**What the task asks:**
Reproduce all of the material exactly as shown.
(begin)
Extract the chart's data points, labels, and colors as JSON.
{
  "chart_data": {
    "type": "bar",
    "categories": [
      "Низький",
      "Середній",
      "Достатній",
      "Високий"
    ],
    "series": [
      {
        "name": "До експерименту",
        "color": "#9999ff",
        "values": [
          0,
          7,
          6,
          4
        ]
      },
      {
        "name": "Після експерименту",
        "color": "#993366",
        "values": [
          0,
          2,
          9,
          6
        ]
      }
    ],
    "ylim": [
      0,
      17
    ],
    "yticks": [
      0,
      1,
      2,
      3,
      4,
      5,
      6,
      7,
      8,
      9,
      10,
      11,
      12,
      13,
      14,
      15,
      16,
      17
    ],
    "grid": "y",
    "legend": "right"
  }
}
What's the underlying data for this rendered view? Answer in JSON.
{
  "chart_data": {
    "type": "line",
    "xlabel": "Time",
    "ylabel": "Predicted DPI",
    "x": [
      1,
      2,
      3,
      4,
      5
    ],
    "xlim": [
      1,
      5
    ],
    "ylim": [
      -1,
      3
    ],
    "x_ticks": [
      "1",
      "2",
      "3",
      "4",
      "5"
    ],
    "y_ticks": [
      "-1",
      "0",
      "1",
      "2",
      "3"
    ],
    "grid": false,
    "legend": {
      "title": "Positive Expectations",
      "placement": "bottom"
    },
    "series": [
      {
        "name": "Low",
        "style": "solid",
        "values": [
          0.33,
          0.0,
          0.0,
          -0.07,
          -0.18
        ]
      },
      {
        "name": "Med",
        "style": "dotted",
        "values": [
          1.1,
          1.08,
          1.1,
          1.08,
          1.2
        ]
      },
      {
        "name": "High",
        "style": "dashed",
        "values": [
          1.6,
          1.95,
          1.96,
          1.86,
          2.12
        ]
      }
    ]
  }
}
(end)
**Written answer:**
Extract the chart's data points, labels, and colors as JSON.
{
  "chart_data": {
    "type": "bar",
    "categories": [
      "Низький",
      "Середній",
      "Достатній",
      "Високий"
    ],
    "series": [
      {
        "name": "До експерименту",
        "color": "#9999ff",
        "values": [
          0,
          7,
          6,
          4
        ]
      },
      {
        "name": "Після експерименту",
        "color": "#993366",
        "values": [
          0,
          2,
          9,
          6
        ]
      }
    ],
    "ylim": [
      0,
      17
    ],
    "yticks": [
      0,
      1,
      2,
      3,
      4,
      5,
      6,
      7,
      8,
      9,
      10,
      11,
      12,
      13,
      14,
      15,
      16,
      17
    ],
    "grid": "y",
    "legend": "right"
  }
}
What's the underlying data for this rendered view? Answer in JSON.
{
  "chart_data": {
    "type": "line",
    "xlabel": "Time",
    "ylabel": "Predicted DPI",
    "x": [
      1,
      2,
      3,
      4,
      5
    ],
    "xlim": [
      1,
      5
    ],
    "ylim": [
      -1,
      3
    ],
    "x_ticks": [
      "1",
      "2",
      "3",
      "4",
      "5"
    ],
    "y_ticks": [
      "-1",
      "0",
      "1",
      "2",
      "3"
    ],
    "grid": false,
    "legend": {
      "title": "Positive Expectations",
      "placement": "bottom"
    },
    "series": [
      {
        "name": "Low",
        "style": "solid",
        "values": [
          0.33,
          0.0,
          0.0,
          -0.07,
          -0.18
        ]
      },
      {
        "name": "Med",
        "style": "dotted",
        "values": [
          1.1,
          1.08,
          1.1,
          1.08,
          1.2
        ]
      },
      {
        "name": "High",
        "style": "dashed",
        "values": [
          1.6,
          1.95,
          1.96,
          1.86,
          2.12
        ]
      }
    ]
  }
}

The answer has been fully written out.